BRIEF: Only the pictures stay out; every record is to be quoted exactly.

DATASET ROWS:
## Start
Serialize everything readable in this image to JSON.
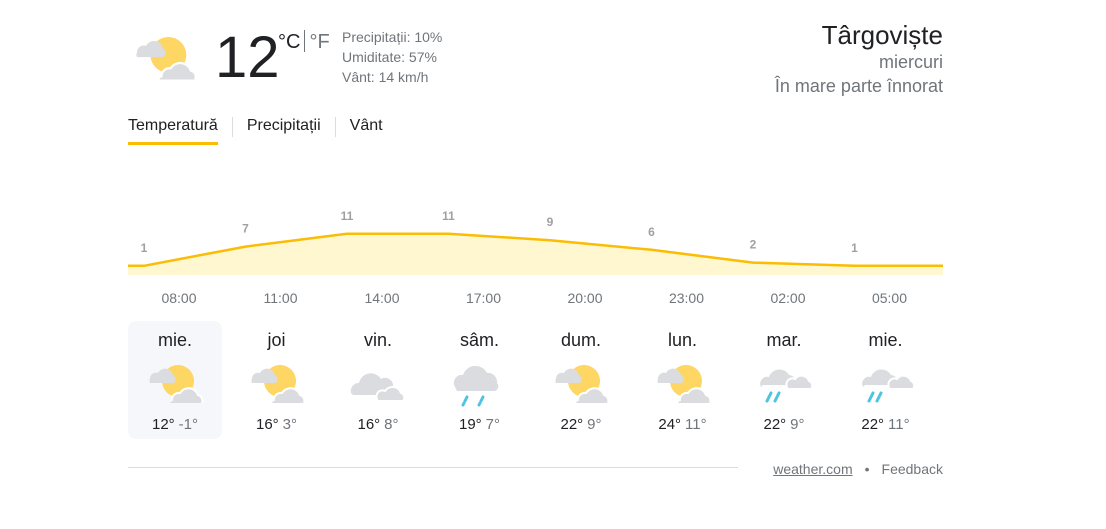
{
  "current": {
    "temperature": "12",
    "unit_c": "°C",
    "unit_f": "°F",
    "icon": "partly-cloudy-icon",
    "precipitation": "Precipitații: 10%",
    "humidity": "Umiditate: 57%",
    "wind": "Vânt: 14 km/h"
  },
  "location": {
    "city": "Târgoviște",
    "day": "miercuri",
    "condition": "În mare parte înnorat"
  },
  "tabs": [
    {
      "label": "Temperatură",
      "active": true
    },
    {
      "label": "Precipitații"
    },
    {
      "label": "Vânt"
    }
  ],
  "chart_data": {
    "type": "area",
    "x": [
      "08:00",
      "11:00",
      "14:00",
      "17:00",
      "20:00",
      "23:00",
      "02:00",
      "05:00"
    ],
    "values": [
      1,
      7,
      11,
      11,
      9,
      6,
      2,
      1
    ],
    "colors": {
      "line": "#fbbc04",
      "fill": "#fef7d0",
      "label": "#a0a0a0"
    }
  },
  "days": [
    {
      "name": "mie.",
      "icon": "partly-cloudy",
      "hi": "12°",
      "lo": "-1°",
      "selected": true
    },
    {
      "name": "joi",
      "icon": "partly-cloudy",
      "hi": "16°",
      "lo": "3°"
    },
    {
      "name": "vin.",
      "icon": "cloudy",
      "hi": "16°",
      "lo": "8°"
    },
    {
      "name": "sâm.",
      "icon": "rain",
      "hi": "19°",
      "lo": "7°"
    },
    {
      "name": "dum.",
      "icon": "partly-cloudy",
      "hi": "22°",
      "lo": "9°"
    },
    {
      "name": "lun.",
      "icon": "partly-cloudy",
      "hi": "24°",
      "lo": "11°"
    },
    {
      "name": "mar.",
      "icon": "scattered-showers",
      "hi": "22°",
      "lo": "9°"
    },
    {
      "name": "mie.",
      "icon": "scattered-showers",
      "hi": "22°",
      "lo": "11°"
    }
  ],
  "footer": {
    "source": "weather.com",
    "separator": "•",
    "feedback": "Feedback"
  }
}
## End
ANSWER TO THIS EXERCISE:
Serialize everything readable in this image to JSON.
{
  "current": {
    "temperature": "12",
    "unit_c": "°C",
    "unit_f": "°F",
    "icon": "partly-cloudy-icon",
    "precipitation": "Precipitații: 10%",
    "humidity": "Umiditate: 57%",
    "wind": "Vânt: 14 km/h"
  },
  "location": {
    "city": "Târgoviște",
    "day": "miercuri",
    "condition": "În mare parte înnorat"
  },
  "tabs": [
    {
      "label": "Temperatură",
      "active": true
    },
    {
      "label": "Precipitații"
    },
    {
      "label": "Vânt"
    }
  ],
  "chart_data": {
    "type": "area",
    "x": [
      "08:00",
      "11:00",
      "14:00",
      "17:00",
      "20:00",
      "23:00",
      "02:00",
      "05:00"
    ],
    "values": [
      1,
      7,
      11,
      11,
      9,
      6,
      2,
      1
    ],
    "colors": {
      "line": "#fbbc04",
      "fill": "#fef7d0",
      "label": "#a0a0a0"
    }
  },
  "days": [
    {
      "name": "mie.",
      "icon": "partly-cloudy",
      "hi": "12°",
      "lo": "-1°",
      "selected": true
    },
    {
      "name": "joi",
      "icon": "partly-cloudy",
      "hi": "16°",
      "lo": "3°"
    },
    {
      "name": "vin.",
      "icon": "cloudy",
      "hi": "16°",
      "lo": "8°"
    },
    {
      "name": "sâm.",
      "icon": "rain",
      "hi": "19°",
      "lo": "7°"
    },
    {
      "name": "dum.",
      "icon": "partly-cloudy",
      "hi": "22°",
      "lo": "9°"
    },
    {
      "name": "lun.",
      "icon": "partly-cloudy",
      "hi": "24°",
      "lo": "11°"
    },
    {
      "name": "mar.",
      "icon": "scattered-showers",
      "hi": "22°",
      "lo": "9°"
    },
    {
      "name": "mie.",
      "icon": "scattered-showers",
      "hi": "22°",
      "lo": "11°"
    }
  ],
  "footer": {
    "source": "weather.com",
    "separator": "•",
    "feedback": "Feedback"
  }
}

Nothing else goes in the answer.